Write out all the entries word for word, but skip any images.

Data entries:
####################

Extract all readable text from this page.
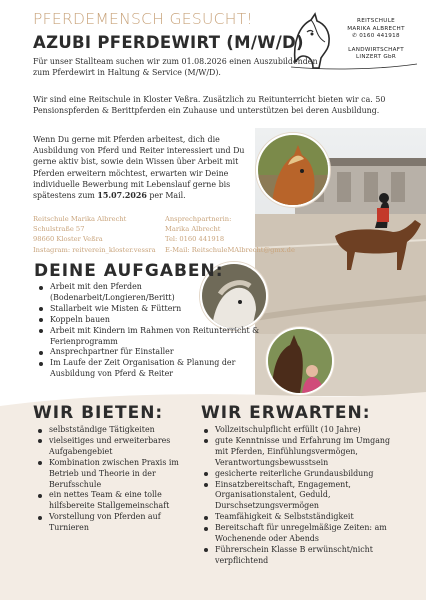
PFERDEMENSCH GESUCHT!
AZUBI PFERDEWIRT (M/W/D)
REITSCHULE
MARIKA ALBRECHT
✆ 0160 441918
LANDWIRTSCHAFT
LINZERT GbR
Für unser Stallteam suchen wir zum 01.08.2026 einen Auszubildenden zum Pferdewirt in Haltung & Service (M/W/D).
Wir sind eine Reitschule in Kloster Veßra. Zusätzlich zu Reitunterricht bieten wir ca. 50 Pensionspferden & Berittpferden ein Zuhause und unterstützen bei deren Ausbildung.
Wenn Du gerne mit Pferden arbeitest, dich die Ausbildung von Pferd und Reiter interessiert und Du gerne aktiv bist, sowie dein Wissen über Arbeit mit Pferden erweitern möchtest, erwarten wir Deine individuelle Bewerbung mit Lebenslauf gerne bis spätestens zum 15.07.2026 per Mail.
Reitschule Marika Albrecht
Schulstraße 57
98660 Kloster Veßra
Instagram: reitverein_kloster.vessra
Ansprechpartnerin:
Marika Albrecht
Tel: 0160 441918
E-Mail: ReitschuleMAlbrecht@gmx.de
DEINE AUFGABEN:
Arbeit mit den Pferden (Bodenarbeit/Longieren/Beritt)
Stallarbeit wie Misten & Füttern
Koppeln bauen
Arbeit mit Kindern im Rahmen von Reitunterricht & Ferienprogramm
Ansprechpartner für Einstaller
Im Laufe der Zeit Organisation & Planung der Ausbildung von Pferd & Reiter
WIR BIETEN:
selbstständige Tätigkeiten
vielseitiges und erweiterbares Aufgabengebiet
Kombination zwischen Praxis im Betrieb und Theorie in der Berufsschule
ein nettes Team & eine tolle hilfsbereite Stallgemeinschaft
Vorstellung von Pferden auf Turnieren
WIR ERWARTEN:
Vollzeitschulpflicht erfüllt (10 Jahre)
gute Kenntnisse und Erfahrung im Umgang mit Pferden, Einfühlungsvermögen, Verantwortungsbewusstsein
gesicherte reiterliche Grundausbildung
Einsatzbereitschaft, Engagement, Organisationstalent, Geduld, Durschsetzungsvermögen
Teamfähigkeit & Selbstständigkeit
Bereitschaft für unregelmäßige Zeiten: am Wochenende oder Abends
Führerschein Klasse B erwünscht/nicht verpflichtend
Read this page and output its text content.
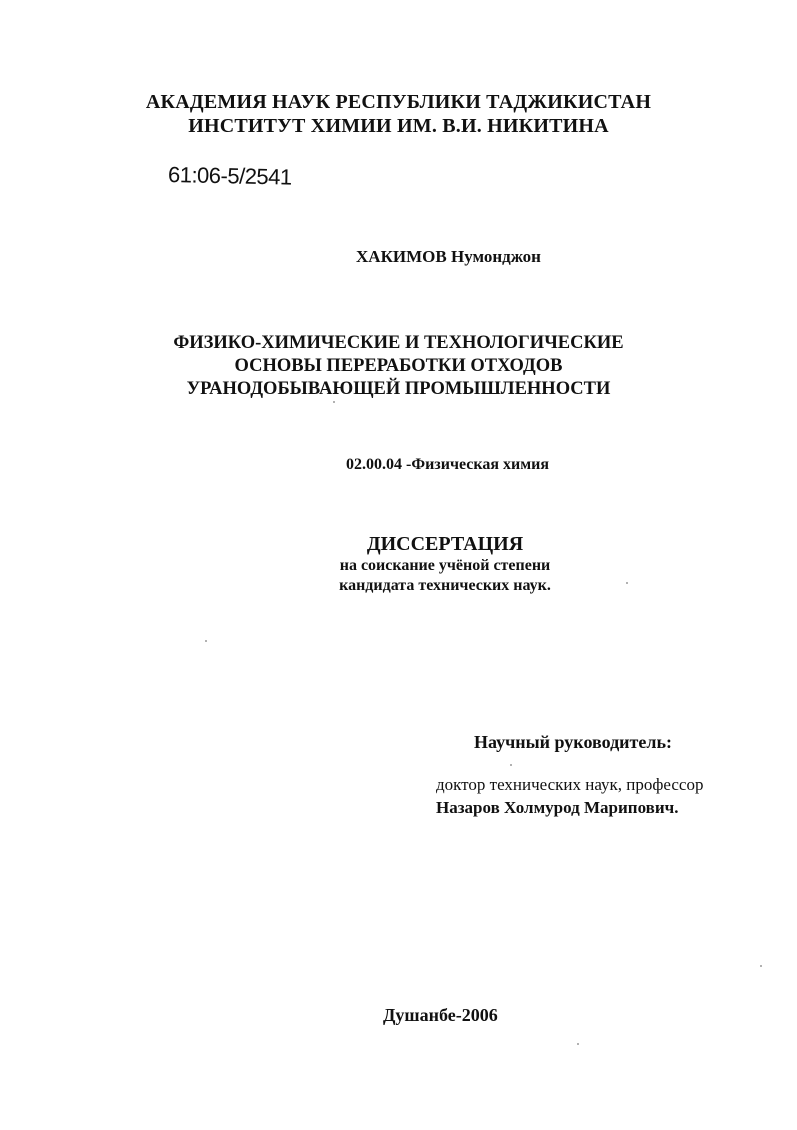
АКАДЕМИЯ НАУК РЕСПУБЛИКИ ТАДЖИКИСТАН
ИНСТИТУТ ХИМИИ ИМ. В.И. НИКИТИНА
61:06-5/2541
ХАКИМОВ Нумонджон
ФИЗИКО-ХИМИЧЕСКИЕ И ТЕХНОЛОГИЧЕСКИЕ
ОСНОВЫ ПЕРЕРАБОТКИ ОТХОДОВ
УРАНОДОБЫВАЮЩЕЙ ПРОМЫШЛЕННОСТИ
02.00.04 -Физическая химия
ДИССЕРТАЦИЯ
на соискание учёной степени
кандидата технических наук.
Научный руководитель:
доктор технических наук, профессор
Назаров Холмурод Марипович.
Душанбе-2006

####################

▶ [Solution below]:
Extract all readable text from this page.
PFERDEMENSCH GESUCHT!
AZUBI PFERDEWIRT (M/W/D)
REITSCHULE
MARIKA ALBRECHT
✆ 0160 441918
LANDWIRTSCHAFT
LINZERT GbR
Für unser Stallteam suchen wir zum 01.08.2026 einen Auszubildenden zum Pferdewirt in Haltung & Service (M/W/D).
Wir sind eine Reitschule in Kloster Veßra. Zusätzlich zu Reitunterricht bieten wir ca. 50 Pensionspferden & Berittpferden ein Zuhause und unterstützen bei deren Ausbildung.
Wenn Du gerne mit Pferden arbeitest, dich die Ausbildung von Pferd und Reiter interessiert und Du gerne aktiv bist, sowie dein Wissen über Arbeit mit Pferden erweitern möchtest, erwarten wir Deine individuelle Bewerbung mit Lebenslauf gerne bis spätestens zum 15.07.2026 per Mail.
Reitschule Marika Albrecht
Schulstraße 57
98660 Kloster Veßra
Instagram: reitverein_kloster.vessra
Ansprechpartnerin:
Marika Albrecht
Tel: 0160 441918
E-Mail: ReitschuleMAlbrecht@gmx.de
DEINE AUFGABEN:
Arbeit mit den Pferden (Bodenarbeit/Longieren/Beritt)
Stallarbeit wie Misten & Füttern
Koppeln bauen
Arbeit mit Kindern im Rahmen von Reitunterricht & Ferienprogramm
Ansprechpartner für Einstaller
Im Laufe der Zeit Organisation & Planung der Ausbildung von Pferd & Reiter
WIR BIETEN:
selbstständige Tätigkeiten
vielseitiges und erweiterbares Aufgabengebiet
Kombination zwischen Praxis im Betrieb und Theorie in der Berufsschule
ein nettes Team & eine tolle hilfsbereite Stallgemeinschaft
Vorstellung von Pferden auf Turnieren
WIR ERWARTEN:
Vollzeitschulpflicht erfüllt (10 Jahre)
gute Kenntnisse und Erfahrung im Umgang mit Pferden, Einfühlungsvermögen, Verantwortungsbewusstsein
gesicherte reiterliche Grundausbildung
Einsatzbereitschaft, Engagement, Organisationstalent, Geduld, Durschsetzungsvermögen
Teamfähigkeit & Selbstständigkeit
Bereitschaft für unregelmäßige Zeiten: am Wochenende oder Abends
Führerschein Klasse B erwünscht/nicht verpflichtend
Read this page and output its text content.
АКАДЕМИЯ НАУК РЕСПУБЛИКИ ТАДЖИКИСТАН
ИНСТИТУТ ХИМИИ ИМ. В.И. НИКИТИНА
61:06-5/2541
ХАКИМОВ Нумонджон
ФИЗИКО-ХИМИЧЕСКИЕ И ТЕХНОЛОГИЧЕСКИЕ
ОСНОВЫ ПЕРЕРАБОТКИ ОТХОДОВ
УРАНОДОБЫВАЮЩЕЙ ПРОМЫШЛЕННОСТИ
02.00.04 -Физическая химия
ДИССЕРТАЦИЯ
на соискание учёной степени
кандидата технических наук.
Научный руководитель:
доктор технических наук, профессор
Назаров Холмурод Марипович.
Душанбе-2006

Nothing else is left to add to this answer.